Job —
All of the records below must be output exactly, with no pictures carried over.

Records for the exercise —
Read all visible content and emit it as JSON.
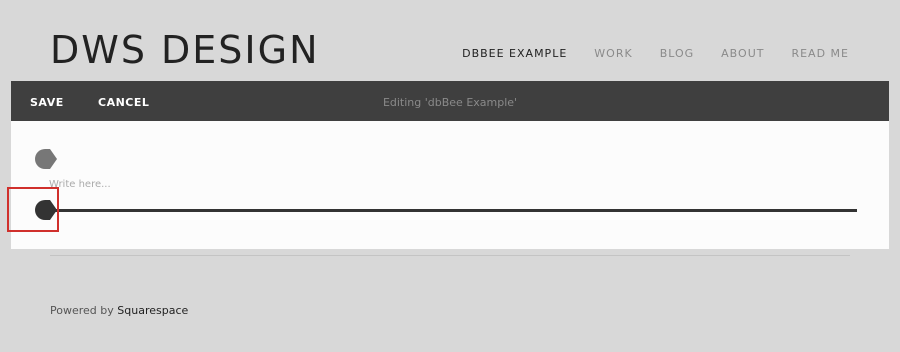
{
  "site": {
    "title": "DWS DESIGN"
  },
  "nav": {
    "items": [
      {
        "label": "DBBEE EXAMPLE",
        "active": true
      },
      {
        "label": "WORK"
      },
      {
        "label": "BLOG"
      },
      {
        "label": "ABOUT"
      },
      {
        "label": "READ ME"
      }
    ]
  },
  "editor_bar": {
    "save_label": "SAVE",
    "cancel_label": "CANCEL",
    "status_text": "Editing 'dbBee Example'"
  },
  "editor": {
    "placeholder": "Write here..."
  },
  "footer": {
    "prefix": "Powered by ",
    "link_text": "Squarespace"
  },
  "colors": {
    "background": "#d8d8d8",
    "toolbar": "#3f3f3f",
    "editor_background": "#fcfcfc",
    "highlight": "#d0302c"
  }
}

Answer in full —
Read all visible content and emit it as JSON.
{
  "site": {
    "title": "DWS DESIGN"
  },
  "nav": {
    "items": [
      {
        "label": "DBBEE EXAMPLE",
        "active": true
      },
      {
        "label": "WORK"
      },
      {
        "label": "BLOG"
      },
      {
        "label": "ABOUT"
      },
      {
        "label": "READ ME"
      }
    ]
  },
  "editor_bar": {
    "save_label": "SAVE",
    "cancel_label": "CANCEL",
    "status_text": "Editing 'dbBee Example'"
  },
  "editor": {
    "placeholder": "Write here..."
  },
  "footer": {
    "prefix": "Powered by ",
    "link_text": "Squarespace"
  },
  "colors": {
    "background": "#d8d8d8",
    "toolbar": "#3f3f3f",
    "editor_background": "#fcfcfc",
    "highlight": "#d0302c"
  }
}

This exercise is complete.